Start of Records supplied

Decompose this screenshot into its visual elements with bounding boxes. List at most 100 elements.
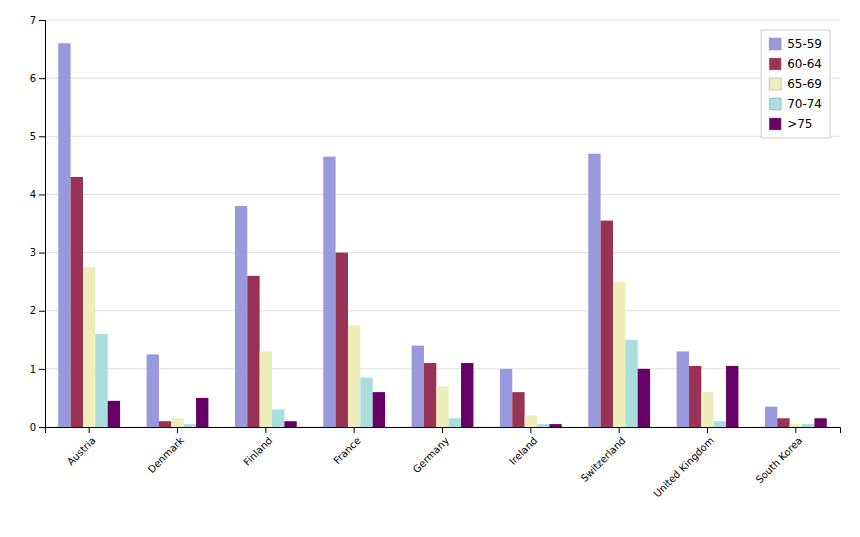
bar xyxy=(71,177,83,427)
tick-label: Denmark xyxy=(146,435,186,475)
tick-label: Austria xyxy=(65,435,98,468)
bar xyxy=(461,363,473,427)
bar xyxy=(601,221,613,427)
bar-series xyxy=(83,267,802,427)
bar xyxy=(677,351,689,427)
tick-label: 2 xyxy=(30,305,36,316)
bar xyxy=(260,351,272,427)
legend-label: >75 xyxy=(787,117,812,131)
legend-box xyxy=(761,30,830,138)
tick-label: Ireland xyxy=(507,435,539,467)
bar xyxy=(235,206,247,427)
bar xyxy=(360,378,372,427)
legend-label: 55-59 xyxy=(787,37,822,51)
bar xyxy=(500,369,512,427)
bar xyxy=(159,421,171,427)
legend-swatch xyxy=(769,78,781,90)
tick-mark xyxy=(39,194,45,195)
legend-item: 60-64 xyxy=(769,57,822,71)
tick-label: France xyxy=(331,435,362,466)
bar xyxy=(701,392,713,427)
legend-item: 55-59 xyxy=(769,37,822,51)
tick: Denmark xyxy=(146,427,186,475)
grid-line xyxy=(45,252,840,253)
grid-line xyxy=(45,136,840,137)
bar xyxy=(247,276,259,427)
bar xyxy=(802,424,814,427)
bar-series xyxy=(58,43,777,427)
bar xyxy=(436,386,448,427)
bar xyxy=(714,421,726,427)
tick: Switzerland xyxy=(579,427,628,484)
bars xyxy=(58,43,827,427)
legend-item: >75 xyxy=(769,117,812,131)
bar xyxy=(95,334,107,427)
x-axis: Austria Denmark Finland France Germany Irelan… xyxy=(46,427,841,499)
tick: 7 xyxy=(30,15,45,26)
grid-line xyxy=(45,78,840,79)
tick-label: Finland xyxy=(241,435,274,468)
tick: Austria xyxy=(65,427,98,468)
tick-label: 6 xyxy=(30,73,36,84)
tick-mark xyxy=(39,78,45,79)
tick-label: South Korea xyxy=(754,435,805,486)
bar-series xyxy=(71,177,790,427)
tick: 1 xyxy=(30,364,45,375)
grid-line xyxy=(45,194,840,195)
tick-mark xyxy=(177,427,178,433)
legend-swatch xyxy=(769,98,781,110)
tick-mark xyxy=(39,136,45,137)
legend-label: 60-64 xyxy=(787,57,822,71)
bar xyxy=(588,154,600,427)
tick: 5 xyxy=(30,131,45,142)
tick: 4 xyxy=(30,189,45,200)
bar xyxy=(58,43,70,427)
legend-label: 70-74 xyxy=(787,97,822,111)
tick-label: Germany xyxy=(411,435,451,475)
axis-line xyxy=(39,21,46,428)
legend: 55-5960-6465-6970-74>75 xyxy=(761,30,830,138)
tick: Ireland xyxy=(507,427,539,467)
tick-mark xyxy=(707,427,708,433)
axis-line xyxy=(46,428,841,434)
grid xyxy=(45,20,840,427)
bar xyxy=(449,418,461,427)
tick-label: United Kingdom xyxy=(651,435,716,500)
bar xyxy=(348,325,360,427)
bar xyxy=(814,418,826,427)
bar xyxy=(424,363,436,427)
bar xyxy=(196,398,208,427)
grid-line xyxy=(45,310,840,311)
chart: 0 1 2 3 4 5 6 7 Austria Denmark Finland France Germa… xyxy=(0,0,860,537)
bar xyxy=(790,424,802,427)
bar xyxy=(777,418,789,427)
bar xyxy=(373,392,385,427)
bar xyxy=(689,366,701,427)
bar xyxy=(625,340,637,427)
y-axis: 0 1 2 3 4 5 6 7 xyxy=(30,15,46,433)
tick-mark xyxy=(265,427,266,433)
bar-series xyxy=(95,334,814,427)
bar xyxy=(272,410,284,427)
tick: South Korea xyxy=(754,427,805,485)
bar xyxy=(336,253,348,427)
tick-mark xyxy=(39,253,45,254)
bar xyxy=(323,157,335,427)
plot: 0 1 2 3 4 5 6 7 Austria Denmark Finland France Germa… xyxy=(30,15,841,500)
tick-mark xyxy=(442,427,443,433)
tick-mark xyxy=(39,20,45,21)
tick: 6 xyxy=(30,73,45,84)
legend-item: 70-74 xyxy=(769,97,822,111)
tick-label: 5 xyxy=(30,131,36,142)
bar xyxy=(108,401,120,427)
tick-mark xyxy=(619,427,620,433)
legend-swatch xyxy=(769,58,781,70)
bar-series xyxy=(108,363,827,427)
bar xyxy=(537,424,549,427)
tick-label: 3 xyxy=(30,247,36,258)
grid-line xyxy=(45,368,840,369)
tick: 0 xyxy=(30,422,45,433)
tick-label: 1 xyxy=(30,364,36,375)
bar xyxy=(765,407,777,427)
tick-mark xyxy=(39,369,45,370)
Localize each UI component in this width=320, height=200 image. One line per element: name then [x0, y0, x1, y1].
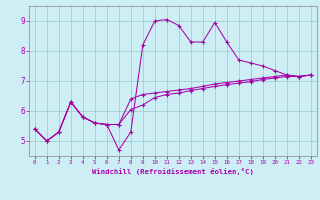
X-axis label: Windchill (Refroidissement éolien,°C): Windchill (Refroidissement éolien,°C) [92, 168, 254, 175]
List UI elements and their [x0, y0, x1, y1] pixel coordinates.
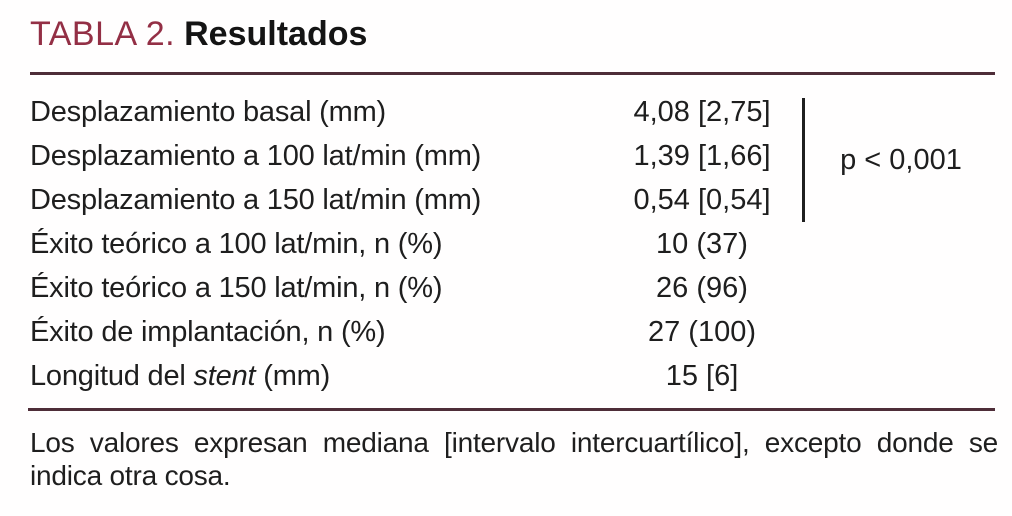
results-table: Desplazamiento basal (mm) 4,08 [2,75] De…	[30, 90, 995, 398]
table-name: Resultados	[184, 15, 368, 53]
row-label: Éxito teórico a 100 lat/min, n (%)	[30, 227, 443, 260]
row-value: 10 (37)	[656, 227, 748, 260]
table-row: Éxito teórico a 150 lat/min, n (%) 26 (9…	[30, 266, 995, 310]
row-value: 27 (100)	[647, 315, 756, 348]
row-value: 4,08 [2,75]	[633, 95, 771, 128]
table-title: TABLA 2. Resultados	[30, 14, 367, 54]
row-label: Longitud del stent (mm)	[30, 359, 331, 392]
row-label: Desplazamiento basal (mm)	[30, 95, 387, 128]
row-value: 26 (96)	[656, 271, 748, 304]
italic-term: stent	[193, 359, 256, 392]
top-rule	[30, 72, 995, 75]
row-label: Desplazamiento a 100 lat/min (mm)	[30, 139, 482, 172]
row-label: Éxito de implantación, n (%)	[30, 315, 386, 348]
p-value-brace-line	[802, 98, 805, 222]
row-value: 0,54 [0,54]	[633, 183, 771, 216]
row-value: 1,39 [1,66]	[633, 139, 771, 172]
table-row: Desplazamiento a 100 lat/min (mm) 1,39 […	[30, 134, 995, 178]
row-label: Éxito teórico a 150 lat/min, n (%)	[30, 271, 443, 304]
row-value: 15 [6]	[665, 359, 739, 392]
table-number-label: TABLA 2.	[30, 15, 176, 53]
row-label: Desplazamiento a 150 lat/min (mm)	[30, 183, 482, 216]
bottom-rule	[28, 408, 995, 411]
table-row: Desplazamiento a 150 lat/min (mm) 0,54 […	[30, 178, 995, 222]
table-row: Éxito de implantación, n (%) 27 (100)	[30, 310, 995, 354]
p-value: p < 0,001	[840, 143, 962, 176]
table-row: Desplazamiento basal (mm) 4,08 [2,75]	[30, 90, 995, 134]
table-footnote: Los valores expresan mediana [intervalo …	[30, 427, 998, 491]
table-row: Longitud del stent (mm) 15 [6]	[30, 354, 995, 398]
table-row: Éxito teórico a 100 lat/min, n (%) 10 (3…	[30, 222, 995, 266]
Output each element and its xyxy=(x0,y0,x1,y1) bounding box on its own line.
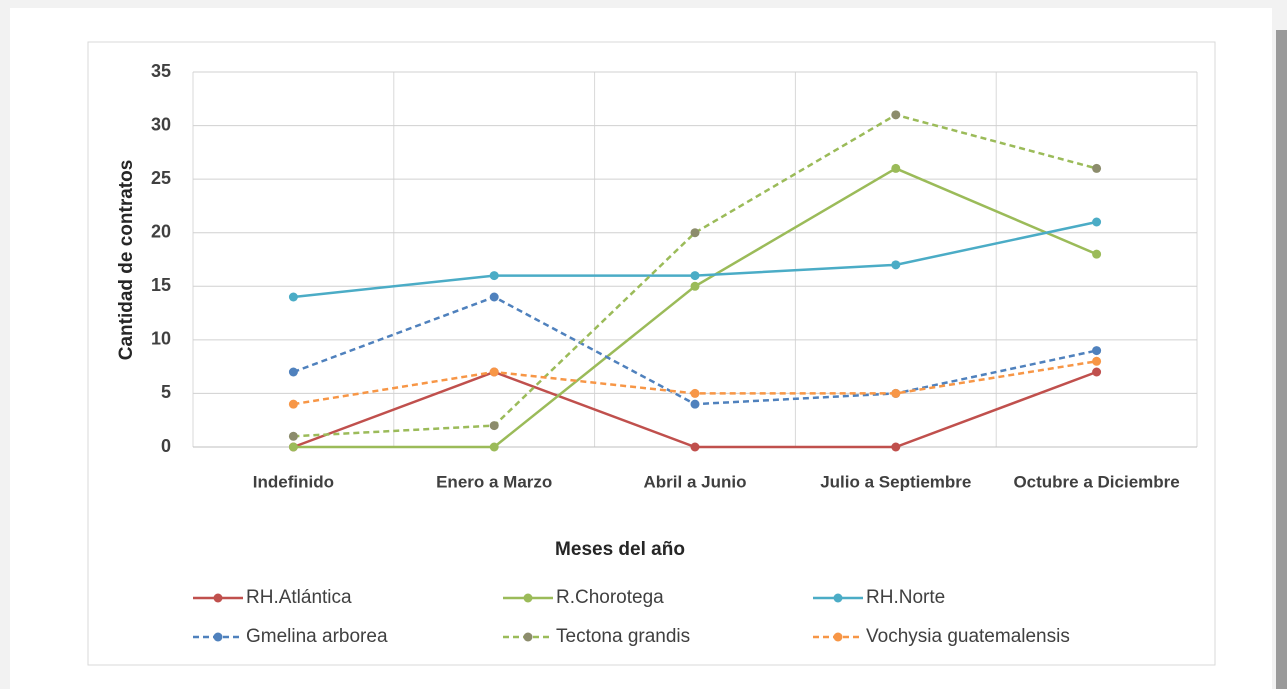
y-tick-label: 15 xyxy=(151,275,171,295)
y-tick-label: 35 xyxy=(151,61,171,81)
data-point xyxy=(690,442,700,452)
y-tick-label: 0 xyxy=(161,436,171,456)
legend-marker xyxy=(213,632,223,642)
legend-marker xyxy=(833,593,843,603)
data-point xyxy=(891,110,901,120)
data-point xyxy=(489,367,499,377)
data-point xyxy=(288,442,298,452)
chart-frame xyxy=(87,41,1216,666)
data-point xyxy=(891,388,901,398)
data-point xyxy=(1092,163,1102,173)
data-point xyxy=(690,281,700,291)
y-tick-label: 10 xyxy=(151,329,171,349)
data-point xyxy=(891,260,901,270)
x-tick-label: Enero a Marzo xyxy=(436,472,552,491)
data-point xyxy=(690,228,700,238)
legend-label: Vochysia guatemalensis xyxy=(866,626,1070,647)
data-point xyxy=(1092,346,1102,356)
legend-label: Tectona grandis xyxy=(556,626,690,647)
y-tick-label: 5 xyxy=(161,382,171,402)
legend-label: RH.Norte xyxy=(866,587,945,608)
x-tick-label: Octubre a Diciembre xyxy=(1013,472,1179,491)
legend-label: RH.Atlántica xyxy=(246,587,352,608)
legend-marker xyxy=(213,593,223,603)
y-tick-label: 25 xyxy=(151,168,171,188)
x-tick-label: Abril a Junio xyxy=(644,472,747,491)
data-point xyxy=(489,292,499,302)
series-line xyxy=(293,113,1097,438)
data-point xyxy=(489,271,499,281)
data-point xyxy=(1092,217,1102,227)
data-point xyxy=(690,388,700,398)
x-tick-label: Julio a Septiembre xyxy=(820,472,971,491)
legend-marker xyxy=(523,632,533,642)
x-axis-title: Meses del año xyxy=(555,539,685,560)
y-tick-label: 30 xyxy=(151,114,171,134)
legend-label: Gmelina arborea xyxy=(246,626,388,647)
legend-marker xyxy=(523,593,533,603)
data-point xyxy=(288,367,298,377)
data-point xyxy=(1092,367,1102,377)
legend-marker xyxy=(833,632,843,642)
y-tick-label: 20 xyxy=(151,221,171,241)
x-tick-label: Indefinido xyxy=(253,472,334,491)
data-point xyxy=(288,399,298,409)
data-point xyxy=(1092,249,1102,259)
data-point xyxy=(489,442,499,452)
data-point xyxy=(690,399,700,409)
data-point xyxy=(690,271,700,281)
y-axis-title: Cantidad de contratos xyxy=(116,160,137,361)
data-point xyxy=(1092,356,1102,366)
data-point xyxy=(891,442,901,452)
data-point xyxy=(891,163,901,173)
data-point xyxy=(288,292,298,302)
legend-label: R.Chorotega xyxy=(556,587,664,608)
data-point xyxy=(489,421,499,431)
side-bar xyxy=(1276,30,1287,689)
data-point xyxy=(288,431,298,441)
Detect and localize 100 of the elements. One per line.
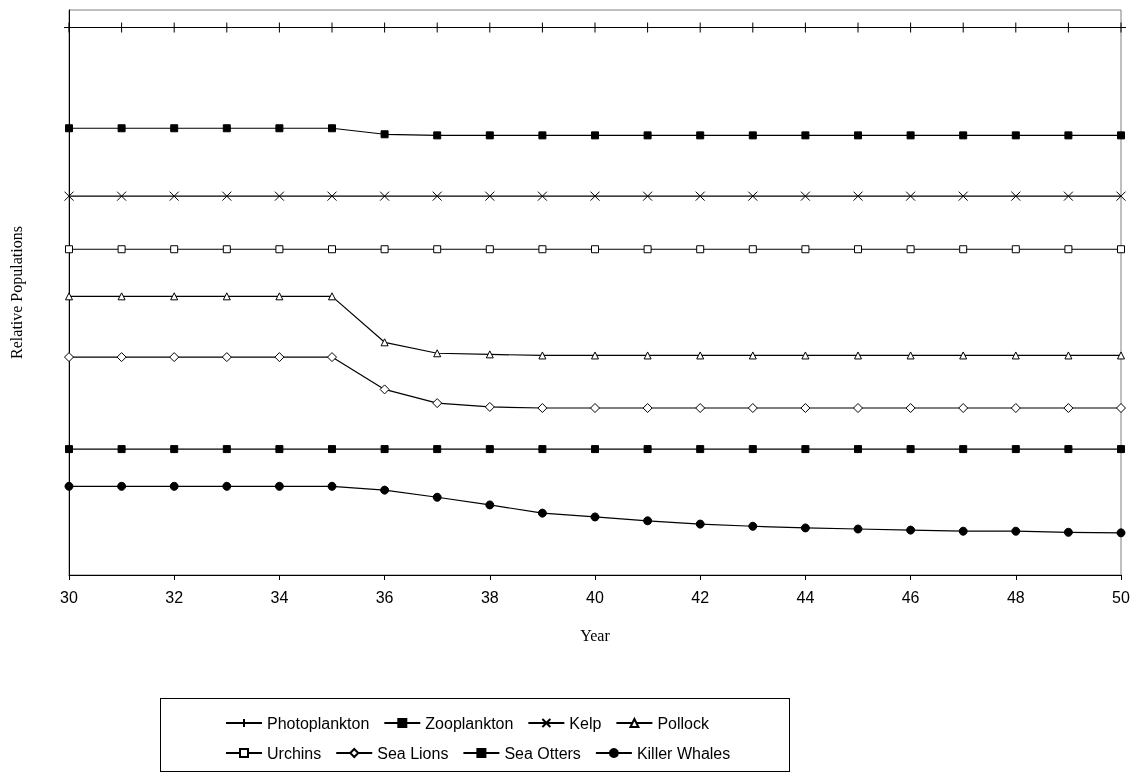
point (905, 191, 916, 202)
point (748, 351, 757, 360)
point (327, 352, 337, 363)
point (1116, 403, 1126, 414)
point (1117, 445, 1125, 454)
x-tick-label: 32 (165, 588, 184, 606)
point (1010, 191, 1021, 202)
point (485, 500, 495, 510)
point (170, 292, 179, 301)
point (328, 245, 336, 254)
point (274, 481, 284, 491)
point (906, 131, 915, 140)
point (590, 191, 600, 202)
point (116, 191, 127, 202)
point (485, 245, 494, 254)
point (1064, 351, 1073, 360)
point (117, 245, 126, 254)
point (696, 351, 705, 360)
point (538, 351, 547, 360)
point (1063, 191, 1074, 202)
point (747, 191, 758, 202)
legend-label: Urchins (267, 744, 322, 762)
point (906, 351, 915, 360)
point (380, 445, 389, 454)
x-tick-label: 36 (375, 588, 394, 606)
point (854, 131, 862, 140)
point (65, 124, 73, 133)
point (275, 124, 284, 133)
point (1011, 245, 1020, 254)
point (537, 191, 548, 202)
point (800, 191, 811, 202)
point (485, 131, 494, 140)
point (537, 403, 548, 414)
point (643, 351, 652, 360)
point (117, 124, 126, 133)
point (1010, 403, 1021, 414)
point (1064, 131, 1073, 140)
point (1117, 131, 1125, 140)
x-tick-label: 34 (270, 588, 289, 606)
point (221, 191, 232, 202)
point (958, 403, 969, 414)
point (169, 352, 180, 363)
point (537, 508, 547, 518)
point (274, 352, 285, 363)
point (643, 516, 653, 526)
point (591, 245, 599, 254)
point (1011, 351, 1020, 360)
point (222, 445, 231, 454)
point (1011, 131, 1020, 140)
point (643, 445, 652, 454)
x-tick-label: 42 (691, 588, 710, 606)
point (432, 492, 442, 502)
point (748, 445, 757, 454)
point (748, 131, 757, 140)
point (801, 131, 810, 140)
point (65, 245, 73, 254)
point (643, 131, 652, 140)
point (64, 352, 74, 363)
point (1064, 445, 1073, 454)
point (275, 445, 284, 454)
point (484, 401, 495, 412)
point (747, 403, 758, 414)
point (327, 191, 337, 202)
point (696, 445, 705, 454)
point (222, 124, 231, 133)
x-tick-label: 44 (796, 588, 815, 606)
point (433, 445, 442, 454)
point (854, 445, 862, 454)
point (275, 292, 284, 301)
point (221, 352, 232, 363)
point (959, 131, 968, 140)
point (801, 245, 810, 254)
point (538, 131, 547, 140)
point (222, 481, 232, 491)
point (590, 512, 600, 522)
point (1063, 403, 1074, 414)
point (484, 191, 495, 202)
point (748, 521, 758, 531)
point (275, 245, 284, 254)
point (170, 445, 179, 454)
point (642, 403, 653, 414)
point (854, 245, 862, 254)
point (328, 445, 336, 454)
point (1117, 351, 1125, 360)
point (695, 519, 705, 529)
point (432, 191, 443, 202)
point (906, 245, 915, 254)
point (65, 445, 73, 454)
x-tick-label: 40 (586, 588, 604, 606)
point (959, 245, 968, 254)
point (958, 526, 968, 536)
point (433, 245, 442, 254)
point (170, 124, 179, 133)
point (432, 398, 443, 409)
point (695, 403, 706, 414)
point (853, 403, 863, 414)
point (591, 131, 599, 140)
point (222, 292, 231, 301)
point (65, 292, 73, 301)
legend-label: Photoplankton (267, 714, 370, 732)
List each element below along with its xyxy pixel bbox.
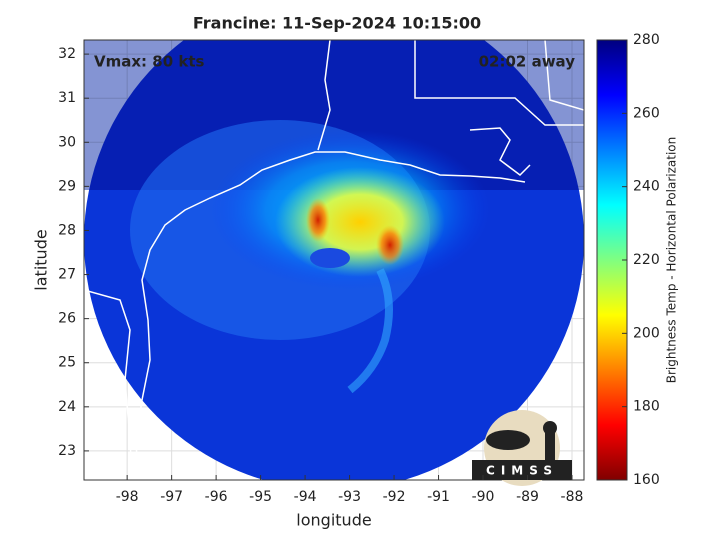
x-tick-label: -90	[472, 489, 495, 505]
colorbar-tick-label: 280	[633, 32, 660, 48]
x-tick-label: -97	[160, 489, 183, 505]
y-tick-label: 27	[58, 267, 76, 283]
annotation: Vmax: 80 kts	[94, 53, 204, 71]
logo-shape	[486, 430, 530, 450]
logo-text: CIMSS	[486, 464, 558, 478]
colorbar-tick-label: 160	[633, 472, 660, 488]
plot-frame	[83, 39, 585, 481]
annotation: 02:02 away	[479, 53, 576, 71]
logo-shape	[543, 421, 557, 435]
x-tick-label: -94	[294, 489, 317, 505]
x-tick-label: -92	[383, 489, 406, 505]
colorbar-tick-label: 200	[633, 325, 660, 341]
y-tick-label: 26	[58, 311, 76, 327]
y-axis-label: latitude	[32, 229, 51, 290]
colorbar-tick-label: 220	[633, 252, 660, 268]
y-tick-label: 32	[58, 46, 76, 62]
y-tick-label: 31	[58, 90, 76, 106]
logo: CIMSS	[472, 410, 572, 486]
y-tick-label: 24	[58, 399, 76, 415]
storm-band	[376, 225, 404, 265]
storm-eye	[310, 248, 350, 268]
x-tick-label: -95	[249, 489, 272, 505]
y-tick-label: 30	[58, 134, 76, 150]
colorbar-tick-label: 240	[633, 179, 660, 195]
y-tick-label: 28	[58, 222, 76, 238]
plot-area	[84, 40, 584, 480]
x-tick-label: -89	[516, 489, 539, 505]
x-tick-label: -91	[427, 489, 450, 505]
logo-shape	[545, 430, 555, 460]
y-tick-label: 29	[58, 178, 76, 194]
y-tick-label: 23	[58, 443, 76, 459]
x-tick-label: -88	[561, 489, 584, 505]
y-tick-label: 25	[58, 355, 76, 371]
storm-band	[306, 198, 330, 242]
x-tick-label: -98	[116, 489, 139, 505]
chart-title: Francine: 11-Sep-2024 10:15:00	[193, 14, 481, 33]
colorbar-tick-label: 260	[633, 105, 660, 121]
coastline	[84, 40, 584, 480]
x-tick-label: -96	[205, 489, 228, 505]
x-axis-label: longitude	[296, 511, 371, 530]
logo-band	[472, 460, 572, 480]
x-tick-label: -93	[338, 489, 361, 505]
colorbar-tick-label: 180	[633, 399, 660, 415]
rain-band	[347, 268, 393, 394]
storm-core	[275, 167, 445, 277]
colorbar-label: Brightness Temp - Horizontal Polarizatio…	[665, 137, 679, 384]
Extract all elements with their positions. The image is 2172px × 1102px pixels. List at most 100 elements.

End of Records supplied

Copy the lines starting at the one containing "y-tick-label: 15 xyxy=(151,275,171,295)" and ending at the one containing "data-point xyxy=(891,110,901,120)", with both of those lines included, reproducing each one exactly.

y-tick-label: 15 xyxy=(151,275,171,295)
y-tick-label: 35 xyxy=(151,61,171,81)
data-point xyxy=(690,442,700,452)
y-tick-label: 0 xyxy=(161,436,171,456)
legend-marker xyxy=(213,632,223,642)
legend-marker xyxy=(833,593,843,603)
data-point xyxy=(891,110,901,120)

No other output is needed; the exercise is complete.